[Begin]

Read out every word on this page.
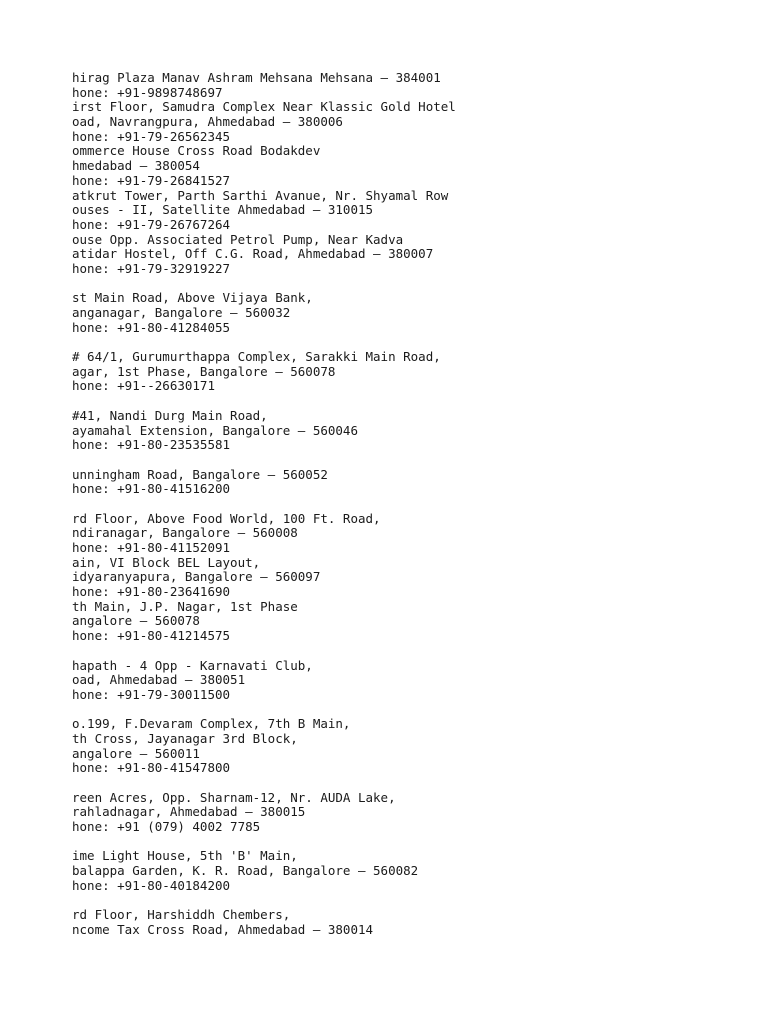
hirag Plaza Manav Ashram Mehsana Mehsana – 384001
hone: +91-9898748697
irst Floor, Samudra Complex Near Klassic Gold Hotel
oad, Navrangpura, Ahmedabad – 380006
hone: +91-79-26562345
ommerce House Cross Road Bodakdev
hmedabad – 380054
hone: +91-79-26841527
atkrut Tower, Parth Sarthi Avanue, Nr. Shyamal Row
ouses - II, Satellite Ahmedabad – 310015
hone: +91-79-26767264
ouse Opp. Associated Petrol Pump, Near Kadva
atidar Hostel, Off C.G. Road, Ahmedabad – 380007
hone: +91-79-32919227
st Main Road, Above Vijaya Bank,
anganagar, Bangalore – 560032
hone: +91-80-41284055
# 64/1, Gurumurthappa Complex, Sarakki Main Road,
agar, 1st Phase, Bangalore – 560078
hone: +91--26630171
#41, Nandi Durg Main Road,
ayamahal Extension, Bangalore – 560046
hone: +91-80-23535581
unningham Road, Bangalore – 560052
hone: +91-80-41516200
rd Floor, Above Food World, 100 Ft. Road,
ndiranagar, Bangalore – 560008
hone: +91-80-41152091
ain, VI Block BEL Layout,
idyaranyapura, Bangalore – 560097
hone: +91-80-23641690
th Main, J.P. Nagar, 1st Phase
angalore – 560078
hone: +91-80-41214575
hapath - 4 Opp - Karnavati Club,
oad, Ahmedabad – 380051
hone: +91-79-30011500
o.199, F.Devaram Complex, 7th B Main,
th Cross, Jayanagar 3rd Block,
angalore – 560011
hone: +91-80-41547800
reen Acres, Opp. Sharnam-12, Nr. AUDA Lake,
rahladnagar, Ahmedabad – 380015
hone: +91 (079) 4002 7785
ime Light House, 5th 'B' Main,
balappa Garden, K. R. Road, Bangalore – 560082
hone: +91-80-40184200
rd Floor, Harshiddh Chembers,
ncome Tax Cross Road, Ahmedabad – 380014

[End]

Search the listing for the word "Block". Copy every line in which it occurs.

## In response
ain, VI Block BEL Layout,
th Cross, Jayanagar 3rd Block,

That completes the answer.